> **Work required**: In the records below, pick out all lines containing the word "minutes".

________________

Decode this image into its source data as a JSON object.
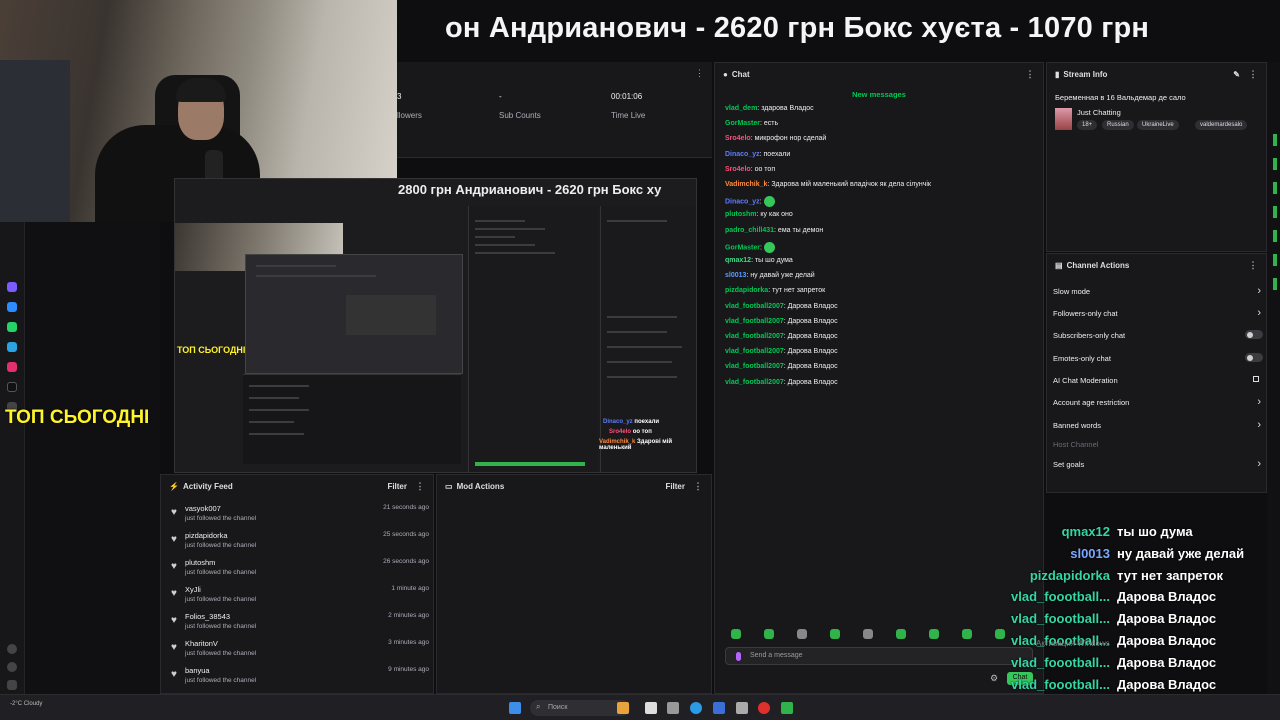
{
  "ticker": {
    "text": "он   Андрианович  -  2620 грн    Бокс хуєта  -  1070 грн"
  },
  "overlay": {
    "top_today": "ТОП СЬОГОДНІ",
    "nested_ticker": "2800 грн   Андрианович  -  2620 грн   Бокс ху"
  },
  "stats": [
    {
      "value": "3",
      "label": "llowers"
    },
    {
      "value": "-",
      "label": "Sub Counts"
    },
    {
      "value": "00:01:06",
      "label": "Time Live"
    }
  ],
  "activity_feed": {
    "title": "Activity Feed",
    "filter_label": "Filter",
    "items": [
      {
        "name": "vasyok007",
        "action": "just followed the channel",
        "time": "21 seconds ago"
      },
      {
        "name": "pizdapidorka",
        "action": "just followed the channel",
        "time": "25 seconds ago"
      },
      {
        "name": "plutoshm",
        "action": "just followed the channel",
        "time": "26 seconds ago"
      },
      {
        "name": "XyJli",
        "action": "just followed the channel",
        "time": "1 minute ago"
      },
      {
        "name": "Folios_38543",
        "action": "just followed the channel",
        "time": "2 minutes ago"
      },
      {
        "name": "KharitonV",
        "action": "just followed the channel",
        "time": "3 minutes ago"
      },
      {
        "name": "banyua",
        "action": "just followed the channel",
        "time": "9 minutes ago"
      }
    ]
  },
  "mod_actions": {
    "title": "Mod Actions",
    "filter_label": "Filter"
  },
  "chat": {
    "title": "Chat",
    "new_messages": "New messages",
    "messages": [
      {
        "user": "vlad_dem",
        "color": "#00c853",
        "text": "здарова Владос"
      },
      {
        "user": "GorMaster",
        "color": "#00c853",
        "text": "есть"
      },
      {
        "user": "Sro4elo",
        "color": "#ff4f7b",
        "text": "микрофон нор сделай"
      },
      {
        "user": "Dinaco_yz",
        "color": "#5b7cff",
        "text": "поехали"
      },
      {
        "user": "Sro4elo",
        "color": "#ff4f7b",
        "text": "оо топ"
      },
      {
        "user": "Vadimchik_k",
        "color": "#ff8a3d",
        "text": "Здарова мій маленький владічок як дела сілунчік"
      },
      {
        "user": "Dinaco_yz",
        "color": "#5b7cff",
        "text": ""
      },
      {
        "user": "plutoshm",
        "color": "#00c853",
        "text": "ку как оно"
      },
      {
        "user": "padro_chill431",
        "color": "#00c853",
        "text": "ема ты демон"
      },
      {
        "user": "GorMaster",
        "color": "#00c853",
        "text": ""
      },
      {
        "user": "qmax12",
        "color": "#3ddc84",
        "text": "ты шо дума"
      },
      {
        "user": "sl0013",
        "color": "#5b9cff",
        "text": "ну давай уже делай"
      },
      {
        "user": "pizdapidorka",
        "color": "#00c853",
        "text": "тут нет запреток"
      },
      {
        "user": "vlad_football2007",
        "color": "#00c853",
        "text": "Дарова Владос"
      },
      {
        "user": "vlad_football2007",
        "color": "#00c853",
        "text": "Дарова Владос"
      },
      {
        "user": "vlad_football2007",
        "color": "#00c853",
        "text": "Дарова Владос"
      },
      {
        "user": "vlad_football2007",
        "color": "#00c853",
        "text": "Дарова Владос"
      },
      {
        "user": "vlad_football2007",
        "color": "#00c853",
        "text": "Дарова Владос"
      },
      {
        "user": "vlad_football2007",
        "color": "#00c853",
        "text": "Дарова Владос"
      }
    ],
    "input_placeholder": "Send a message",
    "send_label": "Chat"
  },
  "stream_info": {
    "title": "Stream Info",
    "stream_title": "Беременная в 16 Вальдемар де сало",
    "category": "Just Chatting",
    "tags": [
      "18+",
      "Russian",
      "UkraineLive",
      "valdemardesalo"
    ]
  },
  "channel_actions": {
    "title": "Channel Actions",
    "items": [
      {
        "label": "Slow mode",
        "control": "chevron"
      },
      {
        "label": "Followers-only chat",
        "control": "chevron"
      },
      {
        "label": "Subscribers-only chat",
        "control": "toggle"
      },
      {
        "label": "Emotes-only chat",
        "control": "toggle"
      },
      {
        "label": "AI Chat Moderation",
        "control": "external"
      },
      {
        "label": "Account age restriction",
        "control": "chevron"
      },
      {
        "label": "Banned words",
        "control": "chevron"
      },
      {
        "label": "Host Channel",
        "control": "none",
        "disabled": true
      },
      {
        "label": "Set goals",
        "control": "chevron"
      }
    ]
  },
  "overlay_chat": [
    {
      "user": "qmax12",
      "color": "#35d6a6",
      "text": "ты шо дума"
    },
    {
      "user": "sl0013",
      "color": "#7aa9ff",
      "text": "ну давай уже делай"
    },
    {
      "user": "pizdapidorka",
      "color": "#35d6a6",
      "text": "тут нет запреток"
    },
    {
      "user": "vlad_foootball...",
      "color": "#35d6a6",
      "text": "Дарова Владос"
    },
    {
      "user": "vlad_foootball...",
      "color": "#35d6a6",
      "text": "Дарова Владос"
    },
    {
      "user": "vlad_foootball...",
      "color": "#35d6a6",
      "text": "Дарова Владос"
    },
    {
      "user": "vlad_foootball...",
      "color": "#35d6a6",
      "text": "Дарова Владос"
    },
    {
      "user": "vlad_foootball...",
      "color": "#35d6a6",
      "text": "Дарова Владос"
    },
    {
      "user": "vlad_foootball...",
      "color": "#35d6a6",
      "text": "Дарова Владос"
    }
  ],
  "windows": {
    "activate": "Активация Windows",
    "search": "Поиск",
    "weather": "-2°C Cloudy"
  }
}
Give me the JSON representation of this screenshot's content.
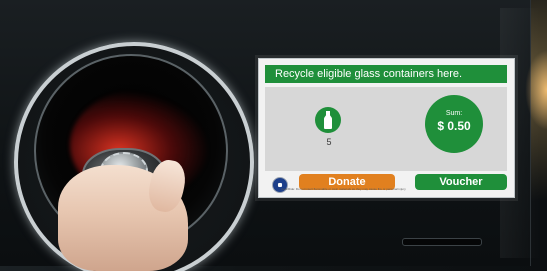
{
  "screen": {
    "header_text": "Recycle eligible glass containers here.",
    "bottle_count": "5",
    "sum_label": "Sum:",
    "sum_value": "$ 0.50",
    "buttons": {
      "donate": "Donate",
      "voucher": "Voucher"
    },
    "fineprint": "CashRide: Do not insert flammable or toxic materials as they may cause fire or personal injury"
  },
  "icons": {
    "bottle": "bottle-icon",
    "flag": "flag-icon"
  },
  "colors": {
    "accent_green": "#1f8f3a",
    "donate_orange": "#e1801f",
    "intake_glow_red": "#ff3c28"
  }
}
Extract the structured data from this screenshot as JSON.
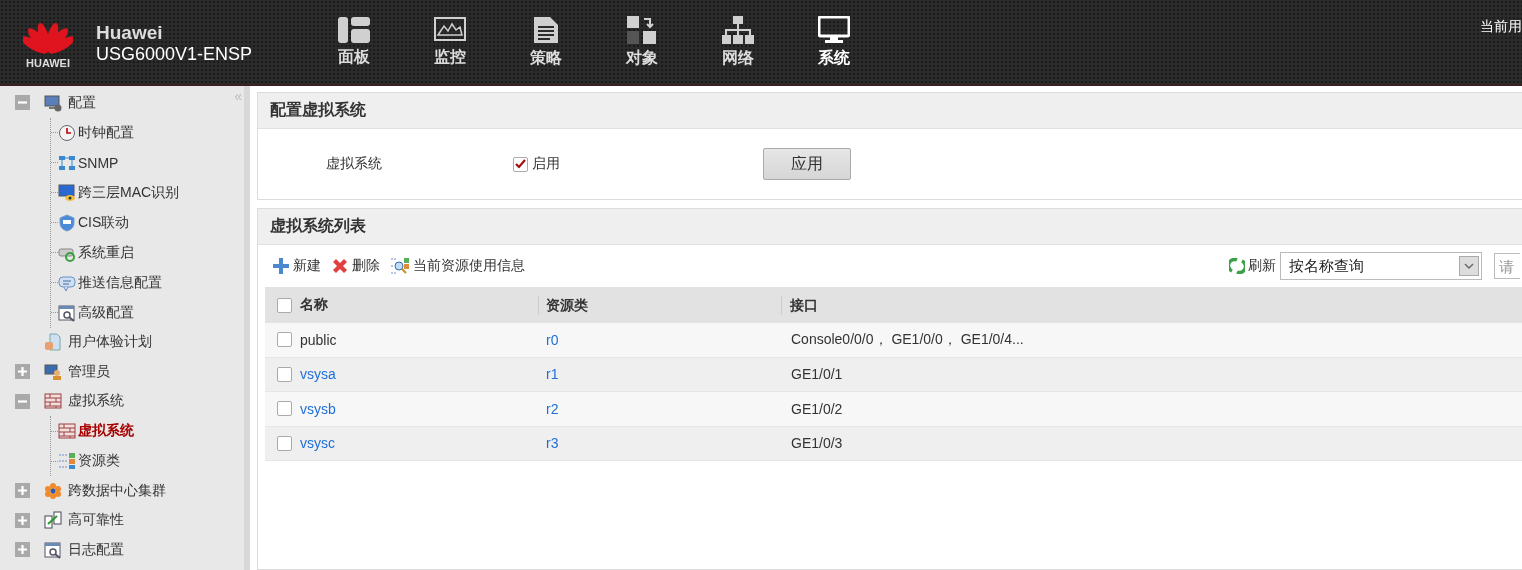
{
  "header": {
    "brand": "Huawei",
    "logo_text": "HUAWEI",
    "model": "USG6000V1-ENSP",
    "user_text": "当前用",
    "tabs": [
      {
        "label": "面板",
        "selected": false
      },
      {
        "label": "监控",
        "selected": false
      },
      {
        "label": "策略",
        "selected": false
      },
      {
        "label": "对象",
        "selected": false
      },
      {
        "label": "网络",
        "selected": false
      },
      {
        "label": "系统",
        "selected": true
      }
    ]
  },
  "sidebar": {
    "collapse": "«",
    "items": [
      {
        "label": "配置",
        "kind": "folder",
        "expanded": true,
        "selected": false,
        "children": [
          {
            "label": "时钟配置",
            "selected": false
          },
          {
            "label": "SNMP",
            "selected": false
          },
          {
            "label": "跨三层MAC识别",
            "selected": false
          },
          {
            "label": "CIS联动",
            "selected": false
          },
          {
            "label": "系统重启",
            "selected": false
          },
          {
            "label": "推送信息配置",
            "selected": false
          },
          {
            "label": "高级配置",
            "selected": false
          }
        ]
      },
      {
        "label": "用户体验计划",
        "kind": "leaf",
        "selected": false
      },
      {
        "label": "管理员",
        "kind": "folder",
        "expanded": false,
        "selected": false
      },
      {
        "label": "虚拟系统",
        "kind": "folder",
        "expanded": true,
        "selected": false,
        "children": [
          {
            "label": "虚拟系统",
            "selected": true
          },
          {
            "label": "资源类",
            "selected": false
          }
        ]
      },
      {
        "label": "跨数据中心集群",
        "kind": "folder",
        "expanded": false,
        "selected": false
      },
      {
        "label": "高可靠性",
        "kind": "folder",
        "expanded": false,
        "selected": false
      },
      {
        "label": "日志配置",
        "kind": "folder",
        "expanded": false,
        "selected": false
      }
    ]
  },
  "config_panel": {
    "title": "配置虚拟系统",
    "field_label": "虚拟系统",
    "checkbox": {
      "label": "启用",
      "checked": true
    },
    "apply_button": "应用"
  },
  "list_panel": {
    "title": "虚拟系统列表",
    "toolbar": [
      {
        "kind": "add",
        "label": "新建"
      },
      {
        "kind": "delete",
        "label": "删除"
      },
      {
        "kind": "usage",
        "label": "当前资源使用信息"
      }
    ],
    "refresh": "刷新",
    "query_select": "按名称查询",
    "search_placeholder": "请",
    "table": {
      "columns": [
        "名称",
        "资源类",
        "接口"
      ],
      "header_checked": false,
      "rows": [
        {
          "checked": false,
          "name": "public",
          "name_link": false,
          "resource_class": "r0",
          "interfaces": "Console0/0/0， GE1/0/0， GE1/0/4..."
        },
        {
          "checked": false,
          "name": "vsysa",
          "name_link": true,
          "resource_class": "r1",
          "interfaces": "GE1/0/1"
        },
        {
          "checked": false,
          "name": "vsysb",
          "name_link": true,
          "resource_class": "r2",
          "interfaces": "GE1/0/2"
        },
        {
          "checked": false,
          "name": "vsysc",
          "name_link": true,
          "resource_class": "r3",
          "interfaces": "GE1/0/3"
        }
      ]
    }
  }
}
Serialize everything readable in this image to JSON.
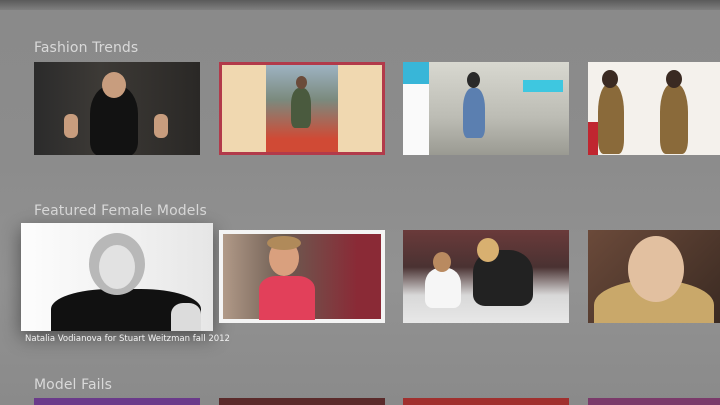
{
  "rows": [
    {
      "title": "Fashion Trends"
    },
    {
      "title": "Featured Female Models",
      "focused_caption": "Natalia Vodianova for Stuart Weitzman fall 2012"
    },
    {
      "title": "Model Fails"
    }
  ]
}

________________

> **Output below**:
        "time": "2 minutes ago"
        "time": "3 minutes ago"
        "time": "9 minutes ago"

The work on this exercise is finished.